[BEGIN DATASET ENTRIES]
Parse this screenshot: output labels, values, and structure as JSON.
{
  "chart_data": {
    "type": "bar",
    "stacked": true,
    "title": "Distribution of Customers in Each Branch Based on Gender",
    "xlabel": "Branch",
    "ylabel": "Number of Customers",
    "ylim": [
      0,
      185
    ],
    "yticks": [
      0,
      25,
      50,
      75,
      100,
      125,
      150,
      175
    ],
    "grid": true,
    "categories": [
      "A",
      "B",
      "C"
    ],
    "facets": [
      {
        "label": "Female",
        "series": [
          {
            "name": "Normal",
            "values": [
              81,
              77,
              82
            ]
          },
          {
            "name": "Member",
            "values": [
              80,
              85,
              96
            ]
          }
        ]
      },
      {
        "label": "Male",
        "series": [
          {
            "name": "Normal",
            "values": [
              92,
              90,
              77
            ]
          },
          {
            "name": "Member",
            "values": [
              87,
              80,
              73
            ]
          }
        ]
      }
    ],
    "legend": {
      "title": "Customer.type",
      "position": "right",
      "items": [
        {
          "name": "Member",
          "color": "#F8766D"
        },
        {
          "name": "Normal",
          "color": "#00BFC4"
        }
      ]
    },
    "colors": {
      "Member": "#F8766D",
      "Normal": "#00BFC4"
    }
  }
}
[END DATASET ENTRIES]
EXERCISE PROMPT: Set down the listing in full, keeping every word exactly as it is.

SOLUTION TO THIS TASK:
Parse this screenshot: output labels, values, and structure as JSON.
{
  "chart_data": {
    "type": "bar",
    "stacked": true,
    "title": "Distribution of Customers in Each Branch Based on Gender",
    "xlabel": "Branch",
    "ylabel": "Number of Customers",
    "ylim": [
      0,
      185
    ],
    "yticks": [
      0,
      25,
      50,
      75,
      100,
      125,
      150,
      175
    ],
    "grid": true,
    "categories": [
      "A",
      "B",
      "C"
    ],
    "facets": [
      {
        "label": "Female",
        "series": [
          {
            "name": "Normal",
            "values": [
              81,
              77,
              82
            ]
          },
          {
            "name": "Member",
            "values": [
              80,
              85,
              96
            ]
          }
        ]
      },
      {
        "label": "Male",
        "series": [
          {
            "name": "Normal",
            "values": [
              92,
              90,
              77
            ]
          },
          {
            "name": "Member",
            "values": [
              87,
              80,
              73
            ]
          }
        ]
      }
    ],
    "legend": {
      "title": "Customer.type",
      "position": "right",
      "items": [
        {
          "name": "Member",
          "color": "#F8766D"
        },
        {
          "name": "Normal",
          "color": "#00BFC4"
        }
      ]
    },
    "colors": {
      "Member": "#F8766D",
      "Normal": "#00BFC4"
    }
  }
}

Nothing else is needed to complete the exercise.